**Task statement:** Output the entries below exactly as written, omitting pictures.

**Exercise data:**
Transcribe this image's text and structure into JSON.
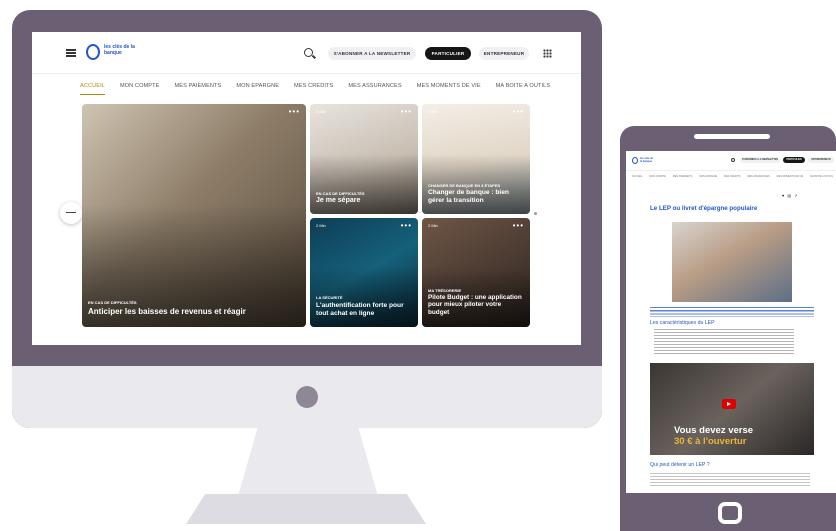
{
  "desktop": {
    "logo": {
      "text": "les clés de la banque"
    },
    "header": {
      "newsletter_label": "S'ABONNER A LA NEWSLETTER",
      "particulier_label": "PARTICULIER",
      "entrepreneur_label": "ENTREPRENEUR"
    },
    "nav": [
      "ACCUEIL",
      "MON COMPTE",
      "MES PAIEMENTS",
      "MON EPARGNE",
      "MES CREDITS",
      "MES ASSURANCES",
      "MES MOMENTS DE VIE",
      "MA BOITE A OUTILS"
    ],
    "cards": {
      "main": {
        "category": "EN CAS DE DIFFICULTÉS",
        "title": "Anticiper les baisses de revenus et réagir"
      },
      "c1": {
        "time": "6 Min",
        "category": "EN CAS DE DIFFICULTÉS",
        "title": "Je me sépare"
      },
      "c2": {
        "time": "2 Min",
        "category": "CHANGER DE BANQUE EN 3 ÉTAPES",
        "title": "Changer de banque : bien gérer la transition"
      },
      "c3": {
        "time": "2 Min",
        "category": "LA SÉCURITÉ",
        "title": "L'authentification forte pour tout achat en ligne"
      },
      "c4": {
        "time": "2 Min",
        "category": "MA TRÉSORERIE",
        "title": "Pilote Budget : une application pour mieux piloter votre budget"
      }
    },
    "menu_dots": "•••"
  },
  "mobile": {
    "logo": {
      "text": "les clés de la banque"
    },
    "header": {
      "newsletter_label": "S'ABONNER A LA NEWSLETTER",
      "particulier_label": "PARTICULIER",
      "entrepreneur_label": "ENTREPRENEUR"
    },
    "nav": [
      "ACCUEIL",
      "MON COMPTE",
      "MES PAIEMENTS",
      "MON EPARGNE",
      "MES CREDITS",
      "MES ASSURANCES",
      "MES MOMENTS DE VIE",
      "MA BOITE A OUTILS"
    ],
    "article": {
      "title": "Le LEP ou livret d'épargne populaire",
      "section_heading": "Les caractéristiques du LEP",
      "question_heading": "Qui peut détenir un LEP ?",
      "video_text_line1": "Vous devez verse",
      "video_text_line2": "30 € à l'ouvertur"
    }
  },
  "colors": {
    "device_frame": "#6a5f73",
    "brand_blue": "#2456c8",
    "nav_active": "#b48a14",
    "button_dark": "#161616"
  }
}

**Final result:**
Transcribe this image's text and structure into JSON.
{
  "desktop": {
    "logo": {
      "text": "les clés de la banque"
    },
    "header": {
      "newsletter_label": "S'ABONNER A LA NEWSLETTER",
      "particulier_label": "PARTICULIER",
      "entrepreneur_label": "ENTREPRENEUR"
    },
    "nav": [
      "ACCUEIL",
      "MON COMPTE",
      "MES PAIEMENTS",
      "MON EPARGNE",
      "MES CREDITS",
      "MES ASSURANCES",
      "MES MOMENTS DE VIE",
      "MA BOITE A OUTILS"
    ],
    "cards": {
      "main": {
        "category": "EN CAS DE DIFFICULTÉS",
        "title": "Anticiper les baisses de revenus et réagir"
      },
      "c1": {
        "time": "6 Min",
        "category": "EN CAS DE DIFFICULTÉS",
        "title": "Je me sépare"
      },
      "c2": {
        "time": "2 Min",
        "category": "CHANGER DE BANQUE EN 3 ÉTAPES",
        "title": "Changer de banque : bien gérer la transition"
      },
      "c3": {
        "time": "2 Min",
        "category": "LA SÉCURITÉ",
        "title": "L'authentification forte pour tout achat en ligne"
      },
      "c4": {
        "time": "2 Min",
        "category": "MA TRÉSORERIE",
        "title": "Pilote Budget : une application pour mieux piloter votre budget"
      }
    },
    "menu_dots": "•••"
  },
  "mobile": {
    "logo": {
      "text": "les clés de la banque"
    },
    "header": {
      "newsletter_label": "S'ABONNER A LA NEWSLETTER",
      "particulier_label": "PARTICULIER",
      "entrepreneur_label": "ENTREPRENEUR"
    },
    "nav": [
      "ACCUEIL",
      "MON COMPTE",
      "MES PAIEMENTS",
      "MON EPARGNE",
      "MES CREDITS",
      "MES ASSURANCES",
      "MES MOMENTS DE VIE",
      "MA BOITE A OUTILS"
    ],
    "article": {
      "title": "Le LEP ou livret d'épargne populaire",
      "section_heading": "Les caractéristiques du LEP",
      "question_heading": "Qui peut détenir un LEP ?",
      "video_text_line1": "Vous devez verse",
      "video_text_line2": "30 € à l'ouvertur"
    }
  },
  "colors": {
    "device_frame": "#6a5f73",
    "brand_blue": "#2456c8",
    "nav_active": "#b48a14",
    "button_dark": "#161616"
  }
}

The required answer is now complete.